*Problem description*
Reproduce the records verbatim from their first line through the line containing "56, 978, 78]", including that line. Output nothing beyond those lines.

*Provided records*
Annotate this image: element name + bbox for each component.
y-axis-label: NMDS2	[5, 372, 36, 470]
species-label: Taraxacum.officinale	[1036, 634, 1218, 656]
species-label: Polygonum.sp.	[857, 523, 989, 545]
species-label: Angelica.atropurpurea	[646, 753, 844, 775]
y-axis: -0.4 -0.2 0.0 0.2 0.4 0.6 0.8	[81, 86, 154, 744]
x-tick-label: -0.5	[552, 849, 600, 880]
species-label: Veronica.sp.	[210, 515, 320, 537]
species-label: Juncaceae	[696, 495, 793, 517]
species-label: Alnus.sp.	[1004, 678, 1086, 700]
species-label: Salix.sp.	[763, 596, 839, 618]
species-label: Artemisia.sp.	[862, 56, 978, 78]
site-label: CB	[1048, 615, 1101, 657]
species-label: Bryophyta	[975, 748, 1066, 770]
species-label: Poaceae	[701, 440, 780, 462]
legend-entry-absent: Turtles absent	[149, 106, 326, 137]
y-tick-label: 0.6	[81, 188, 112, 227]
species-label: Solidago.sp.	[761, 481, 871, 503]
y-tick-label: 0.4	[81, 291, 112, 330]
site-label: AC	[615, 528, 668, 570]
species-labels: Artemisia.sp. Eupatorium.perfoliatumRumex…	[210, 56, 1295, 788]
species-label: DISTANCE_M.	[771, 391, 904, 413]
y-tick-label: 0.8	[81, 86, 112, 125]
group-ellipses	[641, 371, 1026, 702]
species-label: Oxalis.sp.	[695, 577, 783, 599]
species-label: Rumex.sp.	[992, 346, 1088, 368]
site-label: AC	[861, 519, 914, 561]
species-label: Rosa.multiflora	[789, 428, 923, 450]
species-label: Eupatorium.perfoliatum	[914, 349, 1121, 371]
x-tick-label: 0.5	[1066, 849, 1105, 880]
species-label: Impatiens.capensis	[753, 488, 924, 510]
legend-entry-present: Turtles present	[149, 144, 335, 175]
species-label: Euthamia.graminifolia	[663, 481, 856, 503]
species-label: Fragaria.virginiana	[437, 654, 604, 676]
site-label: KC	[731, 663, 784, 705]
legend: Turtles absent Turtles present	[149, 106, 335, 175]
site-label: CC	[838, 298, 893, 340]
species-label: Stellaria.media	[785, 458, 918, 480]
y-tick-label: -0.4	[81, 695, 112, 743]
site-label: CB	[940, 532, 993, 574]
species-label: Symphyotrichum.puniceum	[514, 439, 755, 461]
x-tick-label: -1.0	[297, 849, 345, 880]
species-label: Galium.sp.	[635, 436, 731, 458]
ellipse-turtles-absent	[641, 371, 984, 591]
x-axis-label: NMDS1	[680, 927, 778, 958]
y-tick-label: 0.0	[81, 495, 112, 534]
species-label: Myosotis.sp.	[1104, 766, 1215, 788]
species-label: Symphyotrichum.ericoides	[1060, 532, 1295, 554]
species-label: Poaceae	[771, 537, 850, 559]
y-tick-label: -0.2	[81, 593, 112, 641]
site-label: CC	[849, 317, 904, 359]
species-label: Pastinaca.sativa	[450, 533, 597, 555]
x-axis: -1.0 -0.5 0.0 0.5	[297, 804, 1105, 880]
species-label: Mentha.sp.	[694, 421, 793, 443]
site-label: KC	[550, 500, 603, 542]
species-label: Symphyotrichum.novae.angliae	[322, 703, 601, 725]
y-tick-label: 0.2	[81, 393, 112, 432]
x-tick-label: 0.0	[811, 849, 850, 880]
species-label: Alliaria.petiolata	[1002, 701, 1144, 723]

*Output of the task*
Annotate this image: element name + bbox for each component.
y-axis-label: NMDS2	[5, 372, 36, 470]
species-label: Taraxacum.officinale	[1036, 634, 1218, 656]
species-label: Polygonum.sp.	[857, 523, 989, 545]
species-label: Angelica.atropurpurea	[646, 753, 844, 775]
y-axis: -0.4 -0.2 0.0 0.2 0.4 0.6 0.8	[81, 86, 154, 744]
x-tick-label: -0.5	[552, 849, 600, 880]
species-label: Veronica.sp.	[210, 515, 320, 537]
species-label: Juncaceae	[696, 495, 793, 517]
species-label: Alnus.sp.	[1004, 678, 1086, 700]
species-label: Salix.sp.	[763, 596, 839, 618]
species-label: Artemisia.sp.	[862, 56, 978, 78]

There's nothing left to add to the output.